**EXERCISE AIM:**
Provide only the number of lines in the data below that contain the string "more".

**EXTRACTED DATA:**
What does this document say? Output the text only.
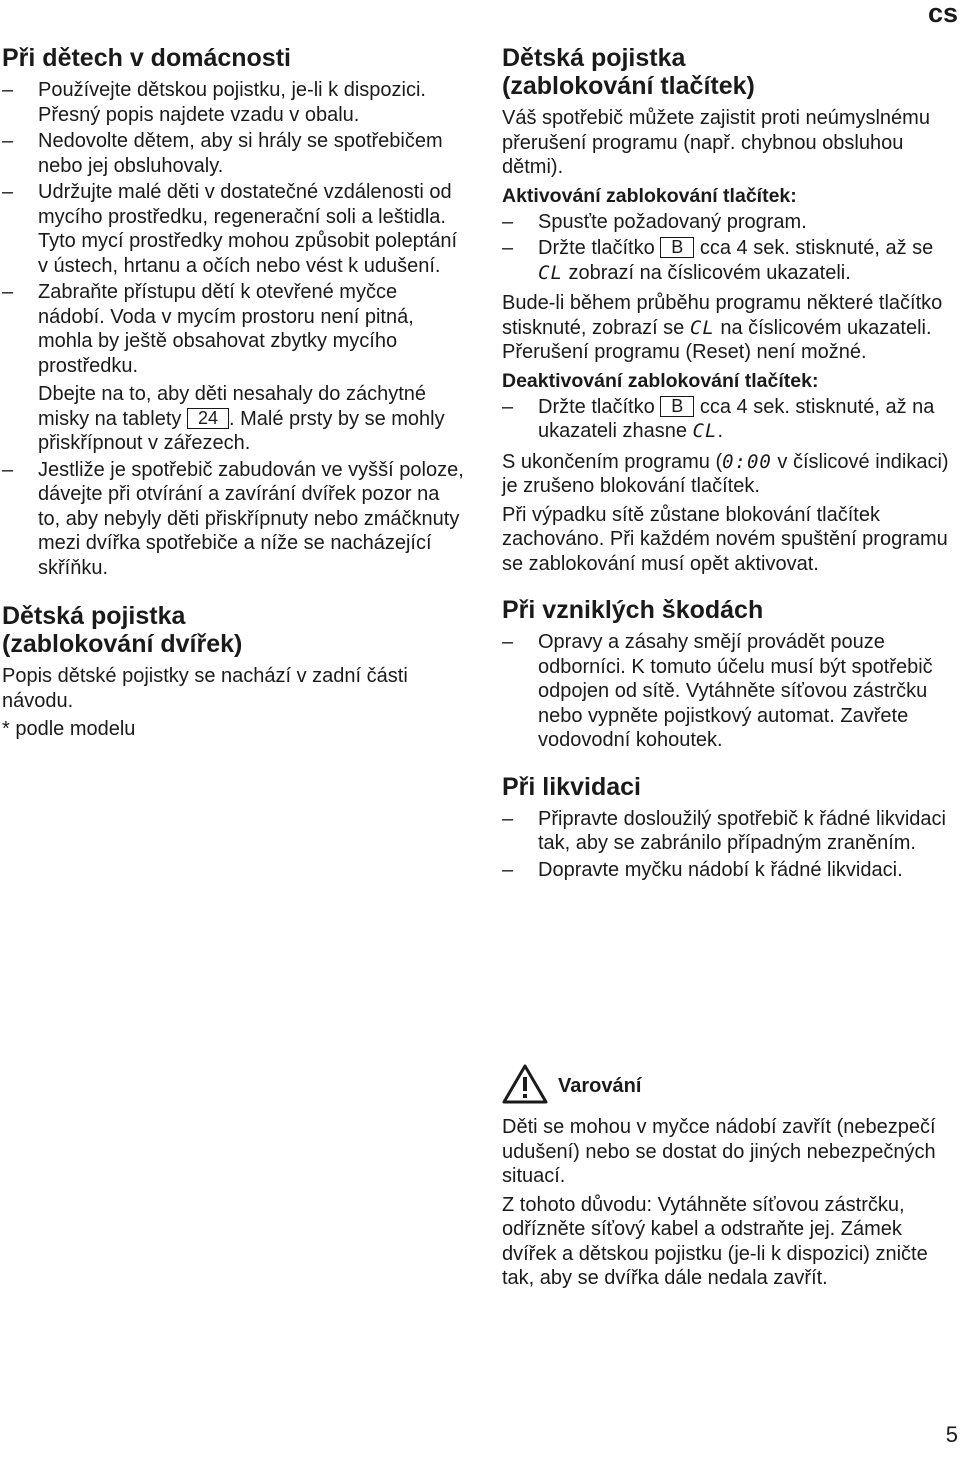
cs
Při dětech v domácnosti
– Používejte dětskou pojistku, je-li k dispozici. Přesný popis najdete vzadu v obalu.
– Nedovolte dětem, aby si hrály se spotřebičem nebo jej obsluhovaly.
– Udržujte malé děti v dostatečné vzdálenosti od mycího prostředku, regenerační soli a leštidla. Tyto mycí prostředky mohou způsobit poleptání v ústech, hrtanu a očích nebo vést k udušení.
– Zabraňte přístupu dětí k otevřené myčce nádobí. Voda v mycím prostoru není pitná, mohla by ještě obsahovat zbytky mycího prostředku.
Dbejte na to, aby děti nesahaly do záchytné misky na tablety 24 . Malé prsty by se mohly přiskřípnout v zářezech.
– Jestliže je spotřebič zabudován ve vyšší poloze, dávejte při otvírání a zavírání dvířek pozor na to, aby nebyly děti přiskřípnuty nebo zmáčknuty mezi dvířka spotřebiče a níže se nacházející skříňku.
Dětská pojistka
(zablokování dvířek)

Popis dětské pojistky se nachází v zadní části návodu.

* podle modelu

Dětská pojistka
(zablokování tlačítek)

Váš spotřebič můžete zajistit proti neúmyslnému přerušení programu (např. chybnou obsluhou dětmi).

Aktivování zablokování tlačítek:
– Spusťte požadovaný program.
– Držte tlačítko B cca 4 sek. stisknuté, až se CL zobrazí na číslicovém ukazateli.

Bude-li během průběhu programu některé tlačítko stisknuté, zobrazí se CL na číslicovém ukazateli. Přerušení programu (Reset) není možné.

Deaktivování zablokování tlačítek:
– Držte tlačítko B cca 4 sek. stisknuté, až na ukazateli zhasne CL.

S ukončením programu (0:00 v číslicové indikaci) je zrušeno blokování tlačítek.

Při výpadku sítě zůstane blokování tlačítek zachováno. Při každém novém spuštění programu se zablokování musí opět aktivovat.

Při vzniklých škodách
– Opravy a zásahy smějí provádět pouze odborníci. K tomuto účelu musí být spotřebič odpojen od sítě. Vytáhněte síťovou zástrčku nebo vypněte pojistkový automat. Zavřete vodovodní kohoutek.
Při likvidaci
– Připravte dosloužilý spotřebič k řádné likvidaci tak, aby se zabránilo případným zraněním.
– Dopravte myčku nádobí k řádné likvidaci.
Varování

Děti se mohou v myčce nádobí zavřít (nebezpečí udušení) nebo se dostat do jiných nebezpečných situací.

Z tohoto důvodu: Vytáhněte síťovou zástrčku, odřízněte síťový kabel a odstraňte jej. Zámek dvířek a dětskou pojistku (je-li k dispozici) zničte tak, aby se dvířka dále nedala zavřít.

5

...

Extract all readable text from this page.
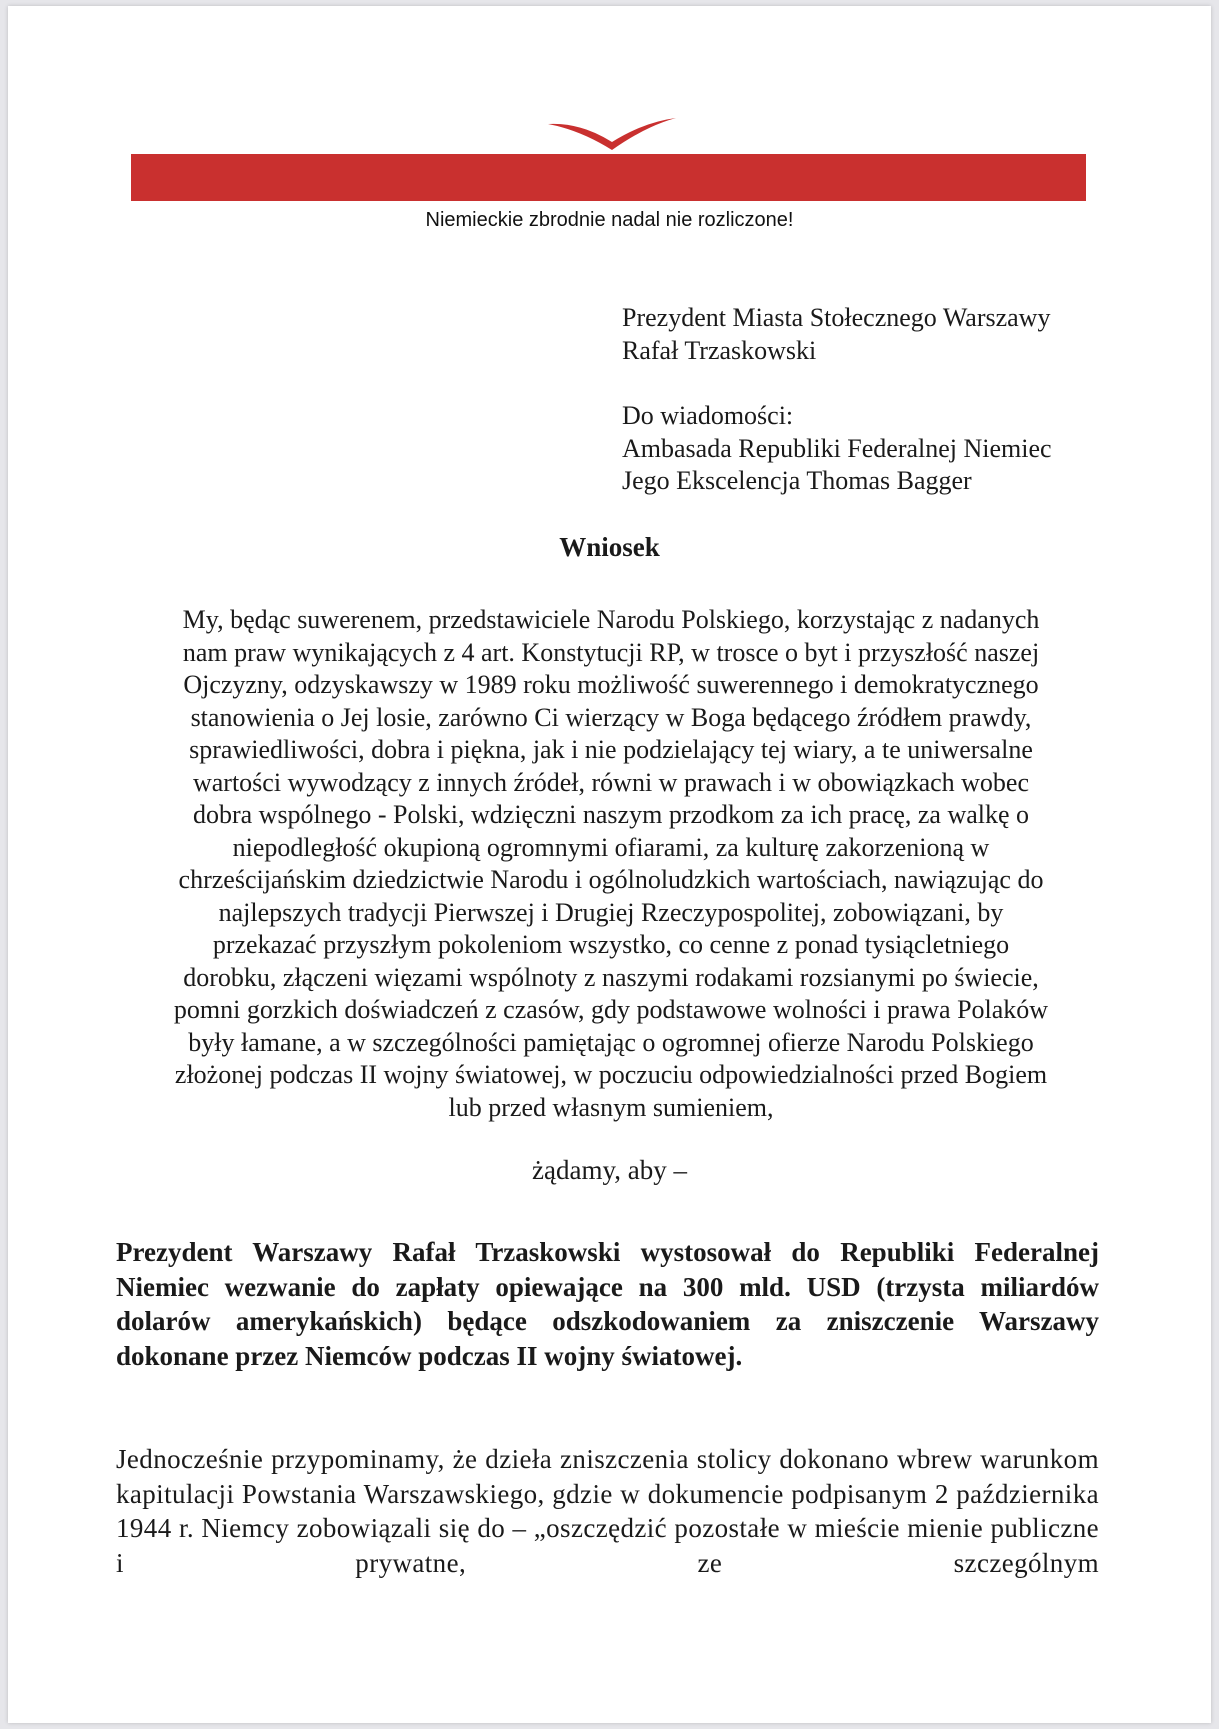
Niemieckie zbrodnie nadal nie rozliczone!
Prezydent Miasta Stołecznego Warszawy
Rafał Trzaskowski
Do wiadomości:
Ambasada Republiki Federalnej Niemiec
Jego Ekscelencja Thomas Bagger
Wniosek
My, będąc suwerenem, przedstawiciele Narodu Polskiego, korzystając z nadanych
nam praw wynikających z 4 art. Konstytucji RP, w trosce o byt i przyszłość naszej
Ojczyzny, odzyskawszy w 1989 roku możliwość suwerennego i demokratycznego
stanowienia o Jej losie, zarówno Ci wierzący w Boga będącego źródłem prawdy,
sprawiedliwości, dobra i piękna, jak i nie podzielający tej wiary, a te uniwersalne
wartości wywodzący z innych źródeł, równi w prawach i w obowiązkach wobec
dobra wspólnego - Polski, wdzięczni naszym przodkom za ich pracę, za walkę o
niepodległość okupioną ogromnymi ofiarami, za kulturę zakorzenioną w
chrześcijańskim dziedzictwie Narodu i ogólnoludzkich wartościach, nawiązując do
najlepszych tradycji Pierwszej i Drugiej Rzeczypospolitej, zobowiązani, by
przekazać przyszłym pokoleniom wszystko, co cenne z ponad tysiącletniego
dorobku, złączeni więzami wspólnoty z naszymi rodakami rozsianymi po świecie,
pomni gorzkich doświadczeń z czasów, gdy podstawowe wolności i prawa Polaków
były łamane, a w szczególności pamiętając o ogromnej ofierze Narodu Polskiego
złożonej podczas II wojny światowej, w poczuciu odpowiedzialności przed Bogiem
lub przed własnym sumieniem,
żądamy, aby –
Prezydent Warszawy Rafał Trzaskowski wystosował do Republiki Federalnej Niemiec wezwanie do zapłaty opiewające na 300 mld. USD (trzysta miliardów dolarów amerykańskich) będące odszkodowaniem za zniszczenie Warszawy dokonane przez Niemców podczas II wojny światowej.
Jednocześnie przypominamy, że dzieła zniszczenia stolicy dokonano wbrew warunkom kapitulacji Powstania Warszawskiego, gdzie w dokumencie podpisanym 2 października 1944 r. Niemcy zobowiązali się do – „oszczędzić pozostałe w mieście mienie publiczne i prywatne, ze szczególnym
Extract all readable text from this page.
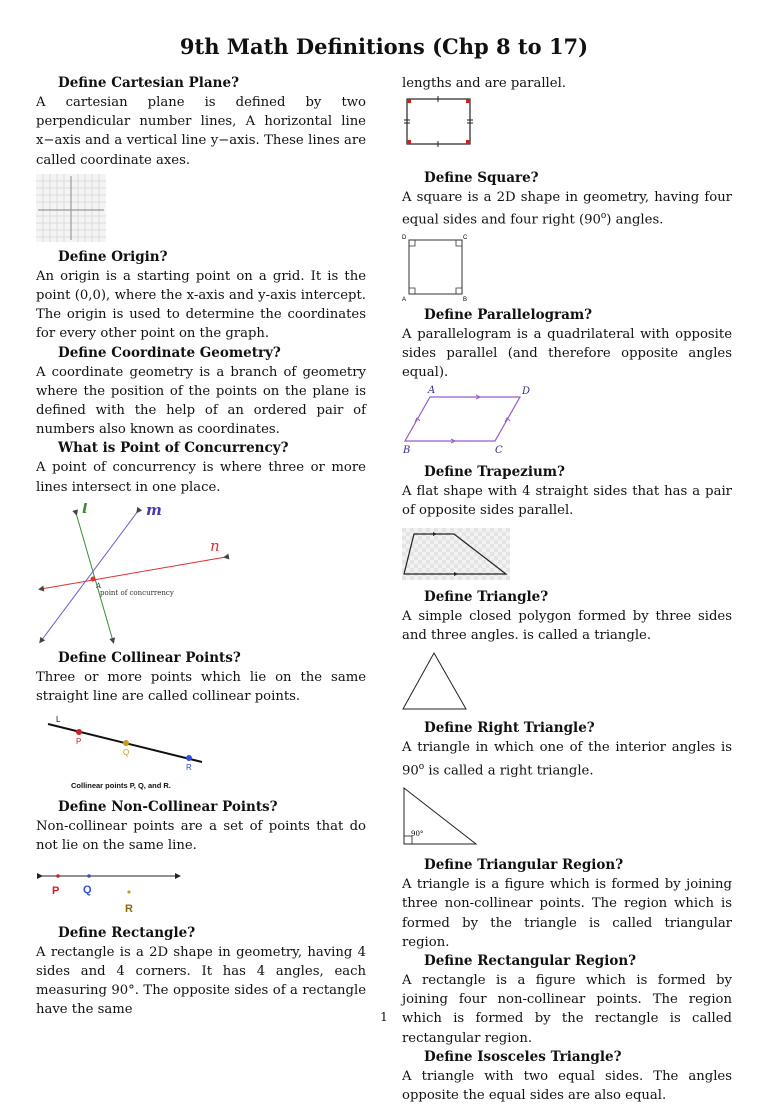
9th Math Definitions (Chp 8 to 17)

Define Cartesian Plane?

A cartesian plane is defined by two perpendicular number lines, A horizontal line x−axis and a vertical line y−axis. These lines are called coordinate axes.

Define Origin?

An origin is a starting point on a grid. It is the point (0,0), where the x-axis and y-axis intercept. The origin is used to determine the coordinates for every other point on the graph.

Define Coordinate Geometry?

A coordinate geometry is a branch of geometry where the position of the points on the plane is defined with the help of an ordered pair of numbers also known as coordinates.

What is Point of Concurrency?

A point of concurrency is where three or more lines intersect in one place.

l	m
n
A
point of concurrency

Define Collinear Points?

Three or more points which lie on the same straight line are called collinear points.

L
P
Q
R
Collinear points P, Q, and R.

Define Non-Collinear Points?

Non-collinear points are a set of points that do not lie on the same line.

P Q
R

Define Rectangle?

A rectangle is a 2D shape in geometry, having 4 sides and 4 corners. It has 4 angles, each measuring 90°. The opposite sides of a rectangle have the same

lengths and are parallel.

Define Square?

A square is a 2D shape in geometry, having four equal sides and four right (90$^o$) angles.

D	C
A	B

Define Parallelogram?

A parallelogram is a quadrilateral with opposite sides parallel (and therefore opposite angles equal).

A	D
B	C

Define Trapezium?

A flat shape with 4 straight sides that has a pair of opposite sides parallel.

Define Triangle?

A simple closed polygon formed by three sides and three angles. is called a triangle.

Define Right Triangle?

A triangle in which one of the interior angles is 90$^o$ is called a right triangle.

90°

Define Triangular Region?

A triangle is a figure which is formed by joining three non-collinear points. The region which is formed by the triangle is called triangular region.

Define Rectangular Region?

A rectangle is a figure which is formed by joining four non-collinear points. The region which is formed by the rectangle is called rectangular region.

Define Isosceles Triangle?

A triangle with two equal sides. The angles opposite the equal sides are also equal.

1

==

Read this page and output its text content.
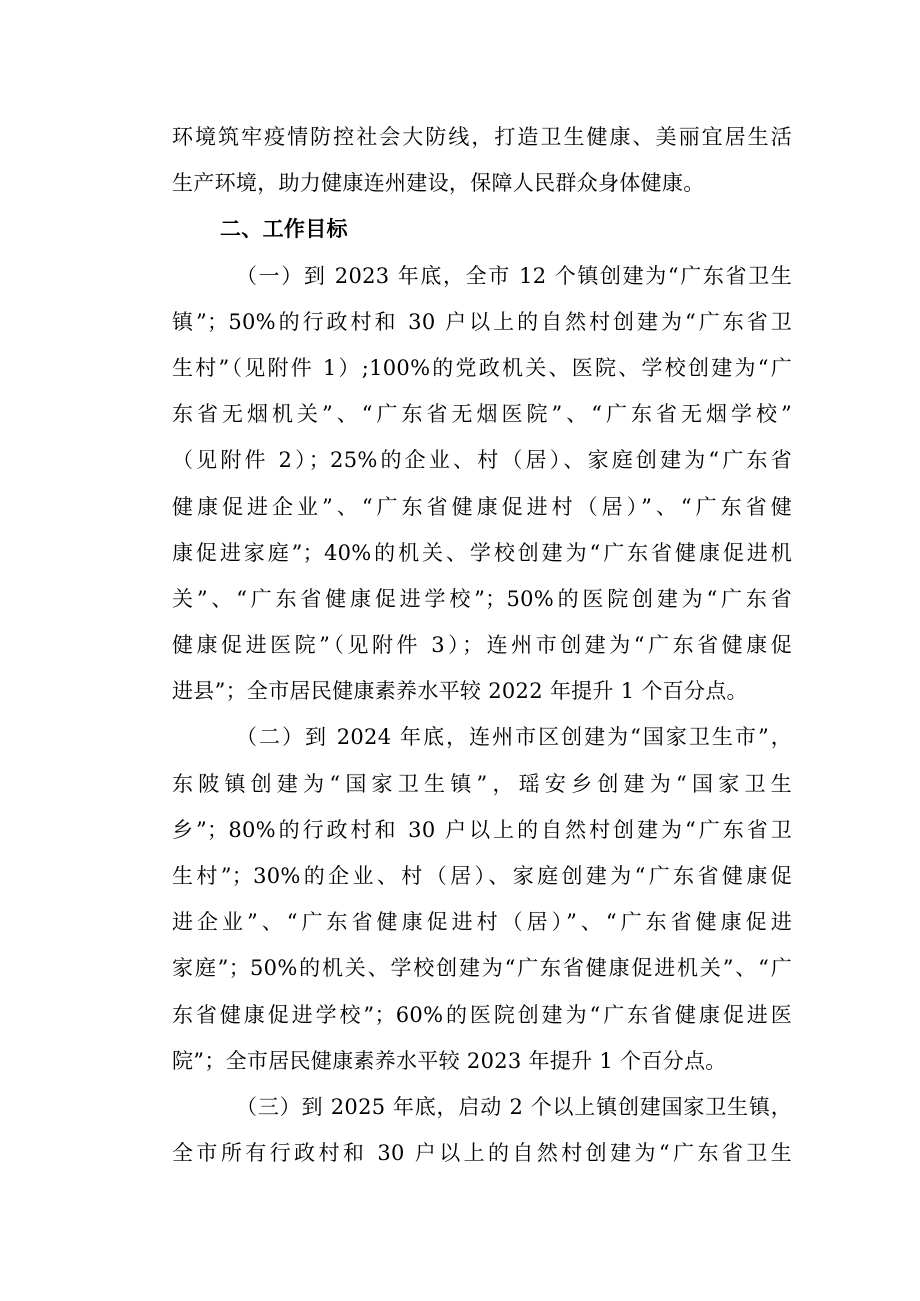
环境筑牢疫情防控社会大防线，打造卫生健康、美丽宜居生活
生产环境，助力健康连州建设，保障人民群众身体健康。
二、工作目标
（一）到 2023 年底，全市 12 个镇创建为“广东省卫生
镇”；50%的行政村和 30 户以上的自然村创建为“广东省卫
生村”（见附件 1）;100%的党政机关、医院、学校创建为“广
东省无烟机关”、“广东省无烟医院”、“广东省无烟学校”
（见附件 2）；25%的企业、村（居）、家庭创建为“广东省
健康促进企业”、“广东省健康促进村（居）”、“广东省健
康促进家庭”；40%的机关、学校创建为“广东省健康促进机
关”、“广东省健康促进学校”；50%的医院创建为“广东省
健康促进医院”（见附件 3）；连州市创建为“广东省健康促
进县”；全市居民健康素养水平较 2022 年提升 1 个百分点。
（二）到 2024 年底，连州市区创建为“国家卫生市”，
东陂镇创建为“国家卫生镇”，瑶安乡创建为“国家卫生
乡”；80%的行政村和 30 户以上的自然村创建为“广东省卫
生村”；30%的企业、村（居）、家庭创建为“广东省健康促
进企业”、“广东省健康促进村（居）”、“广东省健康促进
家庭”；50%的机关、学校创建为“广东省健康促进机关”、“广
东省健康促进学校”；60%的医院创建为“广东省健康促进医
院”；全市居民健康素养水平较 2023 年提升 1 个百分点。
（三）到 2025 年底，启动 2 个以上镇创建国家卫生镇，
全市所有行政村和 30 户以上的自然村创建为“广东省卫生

**THE RESPONSE:**
2